Goal
Repeat the whole listing exactly as written.

###

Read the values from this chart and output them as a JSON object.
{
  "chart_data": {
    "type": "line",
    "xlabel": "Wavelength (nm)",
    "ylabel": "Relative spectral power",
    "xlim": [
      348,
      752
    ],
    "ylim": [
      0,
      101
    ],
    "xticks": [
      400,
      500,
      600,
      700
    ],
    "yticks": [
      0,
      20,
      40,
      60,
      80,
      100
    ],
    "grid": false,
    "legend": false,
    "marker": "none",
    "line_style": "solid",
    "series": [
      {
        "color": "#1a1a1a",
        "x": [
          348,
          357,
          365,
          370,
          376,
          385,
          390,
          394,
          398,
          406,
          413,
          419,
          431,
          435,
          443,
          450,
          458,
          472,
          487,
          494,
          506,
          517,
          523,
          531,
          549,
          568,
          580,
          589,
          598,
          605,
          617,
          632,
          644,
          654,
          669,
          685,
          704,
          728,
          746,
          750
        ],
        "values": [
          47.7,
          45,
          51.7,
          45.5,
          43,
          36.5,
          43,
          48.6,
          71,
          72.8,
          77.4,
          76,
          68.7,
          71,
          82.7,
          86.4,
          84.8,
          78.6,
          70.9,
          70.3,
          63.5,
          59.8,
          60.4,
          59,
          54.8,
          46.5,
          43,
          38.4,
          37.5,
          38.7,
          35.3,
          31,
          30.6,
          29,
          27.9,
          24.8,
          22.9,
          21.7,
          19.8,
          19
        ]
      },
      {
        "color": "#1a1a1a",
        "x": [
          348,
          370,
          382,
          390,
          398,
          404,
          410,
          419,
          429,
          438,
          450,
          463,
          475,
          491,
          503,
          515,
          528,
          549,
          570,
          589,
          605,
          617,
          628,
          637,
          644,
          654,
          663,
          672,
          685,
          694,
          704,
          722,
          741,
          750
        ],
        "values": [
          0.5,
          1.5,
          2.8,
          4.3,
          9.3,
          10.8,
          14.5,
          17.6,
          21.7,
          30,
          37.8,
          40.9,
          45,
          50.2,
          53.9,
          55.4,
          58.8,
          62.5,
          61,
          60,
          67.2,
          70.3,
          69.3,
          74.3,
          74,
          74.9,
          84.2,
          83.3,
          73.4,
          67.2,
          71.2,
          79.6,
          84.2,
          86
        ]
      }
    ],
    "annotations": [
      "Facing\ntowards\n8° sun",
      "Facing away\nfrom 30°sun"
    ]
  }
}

###

Exercise output
Read the values from this chart and output them as a JSON object.
{
  "chart_data": {
    "type": "line",
    "xlabel": "Wavelength (nm)",
    "ylabel": "Relative spectral power",
    "xlim": [
      348,
      752
    ],
    "ylim": [
      0,
      101
    ],
    "xticks": [
      400,
      500,
      600,
      700
    ],
    "yticks": [
      0,
      20,
      40,
      60,
      80,
      100
    ],
    "grid": false,
    "legend": false,
    "marker": "none",
    "line_style": "solid",
    "series": [
      {
        "color": "#1a1a1a",
        "x": [
          348,
          357,
          365,
          370,
          376,
          385,
          390,
          394,
          398,
          406,
          413,
          419,
          431,
          435,
          443,
          450,
          458,
          472,
          487,
          494,
          506,
          517,
          523,
          531,
          549,
          568,
          580,
          589,
          598,
          605,
          617,
          632,
          644,
          654,
          669,
          685,
          704,
          728,
          746,
          750
        ],
        "values": [
          47.7,
          45,
          51.7,
          45.5,
          43,
          36.5,
          43,
          48.6,
          71,
          72.8,
          77.4,
          76,
          68.7,
          71,
          82.7,
          86.4,
          84.8,
          78.6,
          70.9,
          70.3,
          63.5,
          59.8,
          60.4,
          59,
          54.8,
          46.5,
          43,
          38.4,
          37.5,
          38.7,
          35.3,
          31,
          30.6,
          29,
          27.9,
          24.8,
          22.9,
          21.7,
          19.8,
          19
        ]
      },
      {
        "color": "#1a1a1a",
        "x": [
          348,
          370,
          382,
          390,
          398,
          404,
          410,
          419,
          429,
          438,
          450,
          463,
          475,
          491,
          503,
          515,
          528,
          549,
          570,
          589,
          605,
          617,
          628,
          637,
          644,
          654,
          663,
          672,
          685,
          694,
          704,
          722,
          741,
          750
        ],
        "values": [
          0.5,
          1.5,
          2.8,
          4.3,
          9.3,
          10.8,
          14.5,
          17.6,
          21.7,
          30,
          37.8,
          40.9,
          45,
          50.2,
          53.9,
          55.4,
          58.8,
          62.5,
          61,
          60,
          67.2,
          70.3,
          69.3,
          74.3,
          74,
          74.9,
          84.2,
          83.3,
          73.4,
          67.2,
          71.2,
          79.6,
          84.2,
          86
        ]
      }
    ],
    "annotations": [
      "Facing\ntowards\n8° sun",
      "Facing away\nfrom 30°sun"
    ]
  }
}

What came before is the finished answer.